__Short exercise__
Your task is to copy the listing exactly. Drop any pictures from the copy.

__Records for this task__
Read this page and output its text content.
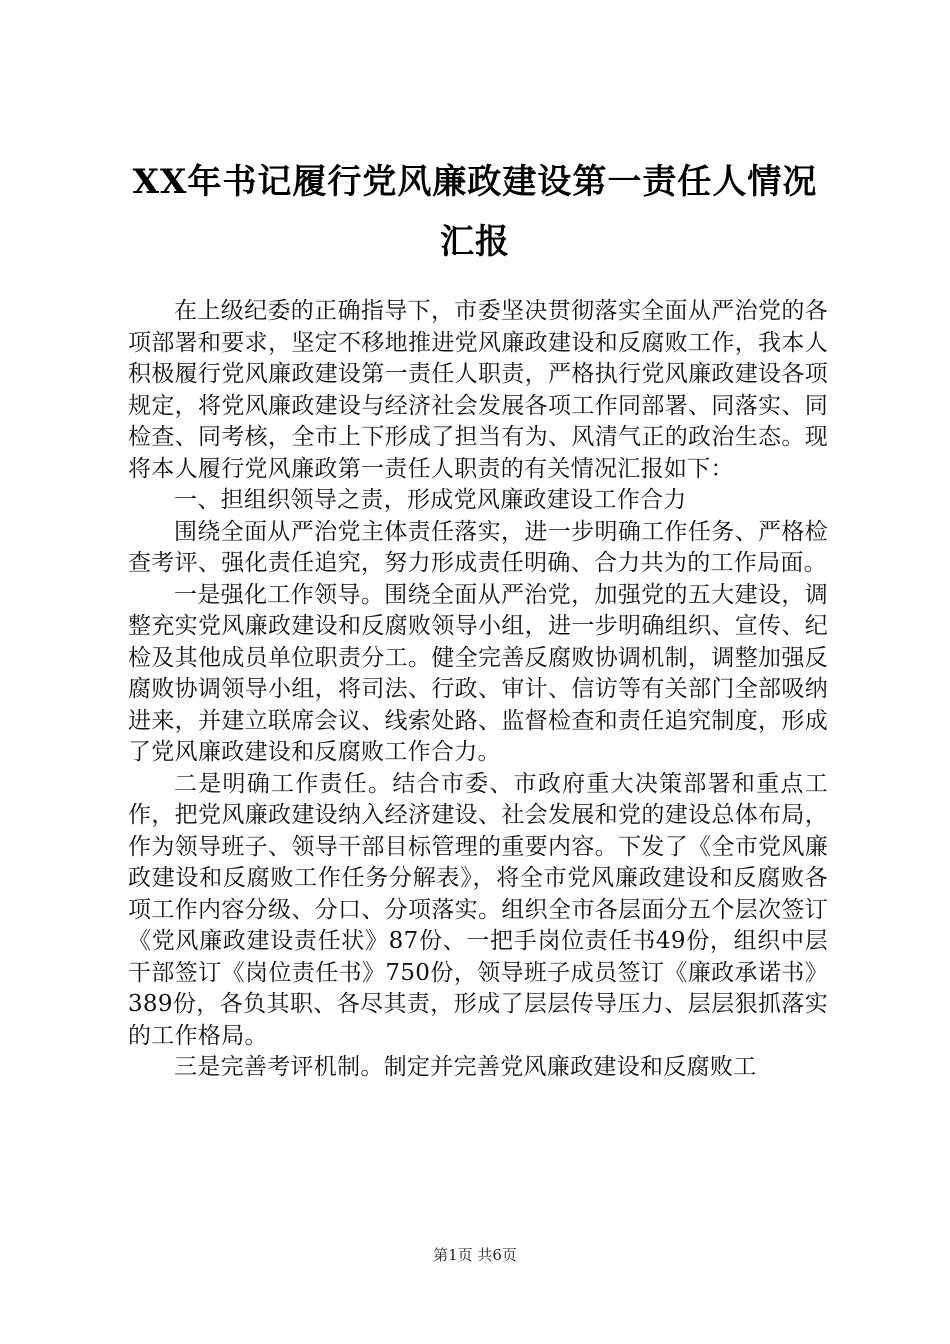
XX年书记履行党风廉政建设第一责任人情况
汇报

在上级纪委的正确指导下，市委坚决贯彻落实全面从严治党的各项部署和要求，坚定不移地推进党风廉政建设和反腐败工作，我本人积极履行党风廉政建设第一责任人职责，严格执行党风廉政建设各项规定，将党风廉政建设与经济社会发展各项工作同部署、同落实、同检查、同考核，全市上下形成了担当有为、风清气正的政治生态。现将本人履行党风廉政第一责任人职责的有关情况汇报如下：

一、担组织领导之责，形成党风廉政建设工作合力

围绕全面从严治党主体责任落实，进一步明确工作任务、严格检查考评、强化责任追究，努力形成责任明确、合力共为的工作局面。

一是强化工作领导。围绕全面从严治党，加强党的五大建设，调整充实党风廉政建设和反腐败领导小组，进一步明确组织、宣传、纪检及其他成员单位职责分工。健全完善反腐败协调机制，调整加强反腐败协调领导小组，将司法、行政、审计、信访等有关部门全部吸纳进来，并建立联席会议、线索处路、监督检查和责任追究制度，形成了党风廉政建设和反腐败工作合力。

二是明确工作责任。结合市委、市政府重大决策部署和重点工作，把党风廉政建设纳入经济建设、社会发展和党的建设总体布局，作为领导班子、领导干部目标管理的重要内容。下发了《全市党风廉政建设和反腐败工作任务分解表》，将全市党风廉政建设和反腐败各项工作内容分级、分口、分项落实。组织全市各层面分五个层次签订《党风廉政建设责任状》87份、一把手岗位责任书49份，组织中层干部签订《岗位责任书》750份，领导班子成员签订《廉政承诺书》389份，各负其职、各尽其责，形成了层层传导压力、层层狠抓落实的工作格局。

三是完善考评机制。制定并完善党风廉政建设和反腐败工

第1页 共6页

__Output of the exercise__
Read this page and output its text content.
XX年书记履行党风廉政建设第一责任人情况
汇报

在上级纪委的正确指导下，市委坚决贯彻落实全面从严治党的各项部署和要求，坚定不移地推进党风廉政建设和反腐败工作，我本人积极履行党风廉政建设第一责任人职责，严格执行党风廉政建设各项规定，将党风廉政建设与经济社会发展各项工作同部署、同落实、同检查、同考核，全市上下形成了担当有为、风清气正的政治生态。现将本人履行党风廉政第一责任人职责的有关情况汇报如下：

一、担组织领导之责，形成党风廉政建设工作合力

围绕全面从严治党主体责任落实，进一步明确工作任务、严格检查考评、强化责任追究，努力形成责任明确、合力共为的工作局面。

一是强化工作领导。围绕全面从严治党，加强党的五大建设，调整充实党风廉政建设和反腐败领导小组，进一步明确组织、宣传、纪检及其他成员单位职责分工。健全完善反腐败协调机制，调整加强反腐败协调领导小组，将司法、行政、审计、信访等有关部门全部吸纳进来，并建立联席会议、线索处路、监督检查和责任追究制度，形成了党风廉政建设和反腐败工作合力。

二是明确工作责任。结合市委、市政府重大决策部署和重点工作，把党风廉政建设纳入经济建设、社会发展和党的建设总体布局，作为领导班子、领导干部目标管理的重要内容。下发了《全市党风廉政建设和反腐败工作任务分解表》，将全市党风廉政建设和反腐败各项工作内容分级、分口、分项落实。组织全市各层面分五个层次签订《党风廉政建设责任状》87份、一把手岗位责任书49份，组织中层干部签订《岗位责任书》750份，领导班子成员签订《廉政承诺书》389份，各负其职、各尽其责，形成了层层传导压力、层层狠抓落实的工作格局。

三是完善考评机制。制定并完善党风廉政建设和反腐败工

第1页 共6页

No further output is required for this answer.